WORK INSTRUCTIONS — Put the entries from the line with "legend-label-awake: Awake: [304, 470, 361, 491]" through the line with "awake-tick: [288, 526, 291, 546]", both included, into a numbered list, leaving out any blank lines.

EXERCISE INPUTS —

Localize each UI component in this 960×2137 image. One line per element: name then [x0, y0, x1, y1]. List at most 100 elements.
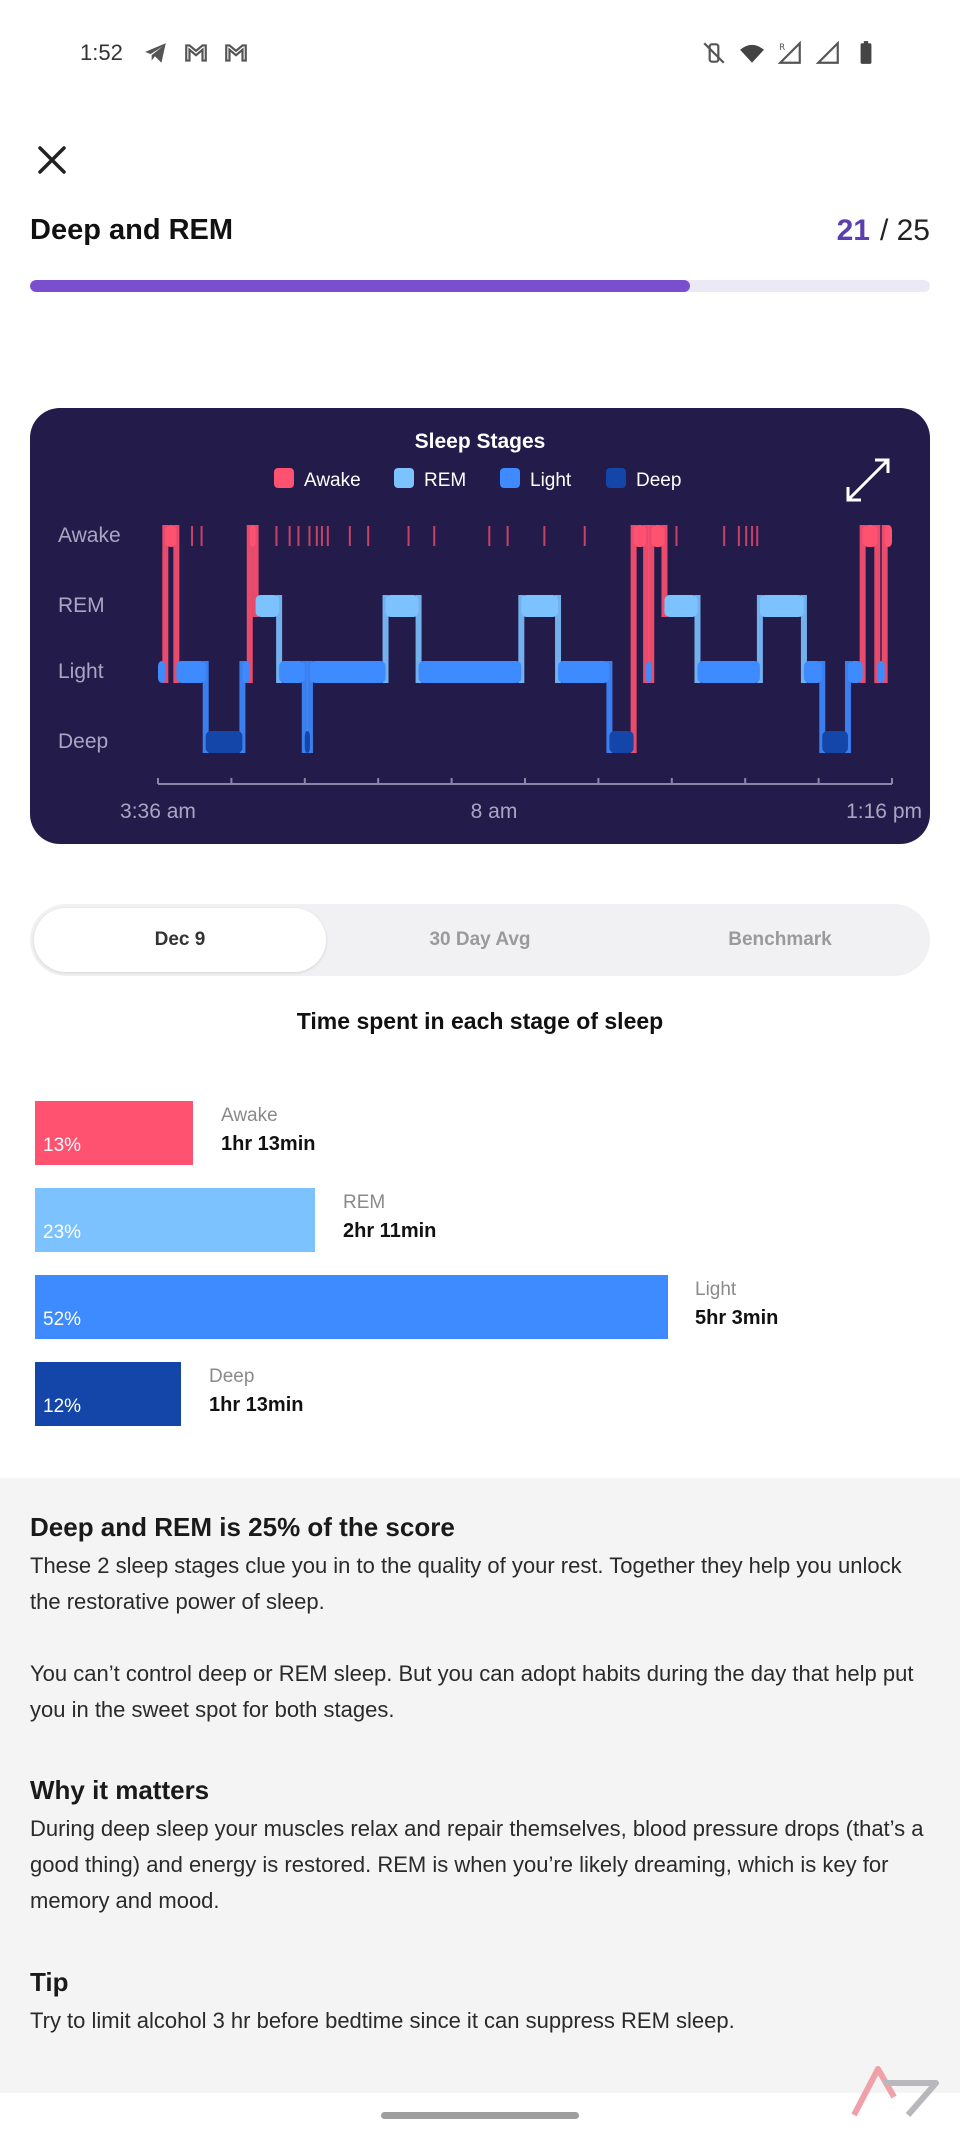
legend-label-awake: Awake: [304, 470, 361, 491]
awake-tick: [315, 526, 318, 546]
wifi-icon: [740, 44, 764, 63]
stage-transition: [162, 525, 169, 683]
stage-segment-light: [803, 661, 823, 683]
legend-label-light: Light: [530, 470, 572, 491]
stage-segment-awake: [633, 525, 647, 547]
close-icon[interactable]: [30, 138, 74, 182]
awake-tick: [675, 526, 678, 546]
stage-duration: 1hr 13min: [209, 1394, 304, 1416]
awake-tick: [191, 526, 194, 546]
awake-tick: [288, 526, 291, 546]
stage-segment-light: [309, 661, 386, 683]
stage-segment-awake: [862, 525, 878, 547]
stage-segment-rem: [664, 595, 698, 617]
legend-label-rem: REM: [424, 470, 466, 491]
bar-fill: [35, 1275, 668, 1339]
watermark-logo-icon: [851, 2066, 939, 2117]
awake-tick: [756, 526, 759, 546]
x-label: 3:36 am: [120, 800, 196, 823]
chart-canvas: Sleep Stages Awake REM Light Deep Awake REM Lig…: [58, 430, 922, 823]
awake-tick: [367, 526, 370, 546]
stage-transition: [819, 661, 826, 753]
stage-transition: [555, 595, 562, 683]
stage-segment-light: [418, 661, 522, 683]
stage-transition: [756, 595, 763, 683]
stage-segment-deep: [205, 731, 243, 753]
awake-tick: [348, 526, 351, 546]
legend-label-deep: Deep: [636, 470, 681, 491]
stage-name: Light: [695, 1279, 737, 1300]
bar-label: Awake 1hr 13min: [221, 1105, 315, 1156]
bar-percent: 52%: [43, 1309, 82, 1330]
page-title: Deep and REM: [30, 214, 234, 246]
stage-transition: [518, 595, 525, 683]
stage-transition: [661, 525, 668, 617]
stage-segment-rem: [385, 595, 419, 617]
awake-tick: [583, 526, 586, 546]
bar-label: Light 5hr 3min: [695, 1279, 778, 1330]
tab-30-day-avg[interactable]: 30 Day Avg: [429, 929, 531, 950]
stage-segment-light: [558, 661, 610, 683]
stage-transition: [606, 661, 613, 753]
tip-text: Try to limit alcohol 3 hr before bedtime…: [30, 2008, 735, 2033]
bar-percent: 12%: [43, 1396, 82, 1417]
gmail-icon: [225, 44, 247, 62]
stage-segment-awake: [884, 525, 892, 547]
stage-transition: [800, 595, 807, 683]
stage-segment-light: [176, 661, 206, 683]
stage-transition: [276, 595, 283, 683]
stage-transition: [874, 525, 881, 683]
stage-transition: [239, 661, 246, 753]
stage-segment-light: [697, 661, 760, 683]
stage-segment-deep: [609, 731, 634, 753]
awake-tick: [506, 526, 509, 546]
telegram-icon: [145, 43, 166, 63]
stage-name: Awake: [221, 1105, 278, 1126]
current-step: 21: [836, 214, 870, 247]
awake-tick: [308, 526, 311, 546]
info-paragraph: You can’t control deep or REM sleep. But…: [30, 1661, 914, 1722]
info-section: Deep and REM is 25% of the score These 2…: [0, 1478, 960, 2093]
bar-fill: [35, 1101, 193, 1165]
stage-segment-light: [279, 661, 305, 683]
why-it-matters-text: During deep sleep your muscles relax and…: [30, 1816, 924, 1913]
signal-roaming-icon: R: [777, 40, 801, 64]
bar-fill: [35, 1188, 315, 1252]
info-paragraph: These 2 sleep stages clue you in to the …: [30, 1553, 902, 1614]
stage-transition: [202, 661, 209, 753]
home-indicator[interactable]: [381, 2112, 579, 2119]
step-counter: 21 / 25: [837, 214, 930, 248]
awake-tick: [433, 526, 436, 546]
awake-tick: [297, 526, 300, 546]
stage-transition: [173, 525, 180, 683]
why-it-matters-heading: Why it matters: [30, 1775, 210, 1805]
svg-text:R: R: [779, 43, 785, 53]
stage-segment-rem: [759, 595, 804, 617]
period-tabs: Dec 9 30 Day Avg Benchmark: [30, 904, 930, 976]
stage-transition: [881, 525, 888, 683]
awake-tick: [488, 526, 491, 546]
awake-tick: [320, 526, 323, 546]
stage-segment-light: [242, 661, 250, 683]
expand-icon[interactable]: [846, 458, 890, 502]
y-label-deep: Deep: [58, 730, 108, 753]
stage-transition: [648, 525, 655, 683]
progress-fill: [30, 280, 690, 292]
awake-tick: [407, 526, 410, 546]
tab-dec-9[interactable]: Dec 9: [34, 908, 326, 972]
progress-bar: [30, 280, 930, 292]
y-label-rem: REM: [58, 594, 105, 617]
awake-tick: [723, 526, 726, 546]
stage-transition: [415, 595, 422, 683]
tab-benchmark[interactable]: Benchmark: [728, 929, 832, 950]
stage-transition: [306, 661, 313, 753]
stage-name: Deep: [209, 1366, 255, 1387]
stage-segment-awake: [165, 525, 177, 547]
stage-duration: 1hr 13min: [221, 1133, 316, 1155]
total-steps: / 25: [879, 214, 930, 247]
awake-tick: [737, 526, 740, 546]
gmail-icon: [185, 44, 207, 62]
awake-tick: [543, 526, 546, 546]
stage-duration: 2hr 11min: [343, 1220, 437, 1242]
stage-segment-rem: [521, 595, 559, 617]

OUTPUT OF THE TASK —
1. legend-label-awake: Awake: [304, 470, 361, 491]
2. awake-tick: [315, 526, 318, 546]
3. wifi-icon: [740, 44, 764, 63]
4. stage-transition: [162, 525, 169, 683]
5. stage-segment-light: [803, 661, 823, 683]
6. legend-label-light: Light: [530, 470, 572, 491]
7. stage-segment-awake: [633, 525, 647, 547]
8. close-icon[interactable]: [30, 138, 74, 182]
9. awake-tick: [675, 526, 678, 546]
10. stage-duration: 1hr 13min: [209, 1394, 304, 1416]
11. awake-tick: [191, 526, 194, 546]
12. awake-tick: [288, 526, 291, 546]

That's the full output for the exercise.